Problem to solve:
Find the word "have" in the data. Return every line where it appears.

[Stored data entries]
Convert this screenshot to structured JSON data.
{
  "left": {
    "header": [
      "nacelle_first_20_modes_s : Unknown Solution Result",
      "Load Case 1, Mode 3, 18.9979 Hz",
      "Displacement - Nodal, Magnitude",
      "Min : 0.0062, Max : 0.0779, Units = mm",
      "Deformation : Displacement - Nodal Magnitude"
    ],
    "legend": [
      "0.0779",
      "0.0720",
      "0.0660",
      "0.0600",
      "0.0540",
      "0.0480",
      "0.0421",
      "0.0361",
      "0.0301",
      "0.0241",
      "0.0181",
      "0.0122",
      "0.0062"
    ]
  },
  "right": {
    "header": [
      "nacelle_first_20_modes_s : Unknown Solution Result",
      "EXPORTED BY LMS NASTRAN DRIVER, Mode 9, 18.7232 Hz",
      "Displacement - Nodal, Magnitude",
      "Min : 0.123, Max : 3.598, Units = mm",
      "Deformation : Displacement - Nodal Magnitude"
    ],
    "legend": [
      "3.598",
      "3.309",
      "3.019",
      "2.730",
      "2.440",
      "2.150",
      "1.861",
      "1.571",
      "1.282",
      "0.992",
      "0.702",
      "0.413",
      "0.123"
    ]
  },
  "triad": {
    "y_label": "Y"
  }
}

* * *

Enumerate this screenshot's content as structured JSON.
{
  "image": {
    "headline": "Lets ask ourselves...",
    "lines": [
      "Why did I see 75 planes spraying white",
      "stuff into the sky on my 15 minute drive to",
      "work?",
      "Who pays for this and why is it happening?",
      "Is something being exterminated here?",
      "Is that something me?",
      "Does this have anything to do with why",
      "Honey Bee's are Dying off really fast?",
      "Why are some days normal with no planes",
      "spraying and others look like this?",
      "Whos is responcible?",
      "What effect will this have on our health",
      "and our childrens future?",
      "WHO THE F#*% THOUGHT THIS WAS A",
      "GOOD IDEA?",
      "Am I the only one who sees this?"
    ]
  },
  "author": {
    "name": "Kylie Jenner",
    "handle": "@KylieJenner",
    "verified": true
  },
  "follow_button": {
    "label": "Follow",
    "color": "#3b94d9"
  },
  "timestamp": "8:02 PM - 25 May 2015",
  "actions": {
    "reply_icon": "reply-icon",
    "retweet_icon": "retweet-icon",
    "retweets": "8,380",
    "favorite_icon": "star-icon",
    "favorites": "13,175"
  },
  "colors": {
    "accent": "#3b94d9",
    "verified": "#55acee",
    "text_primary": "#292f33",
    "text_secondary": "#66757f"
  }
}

The reply:
      "Does this have anything to do with why",
      "What effect will this have on our health",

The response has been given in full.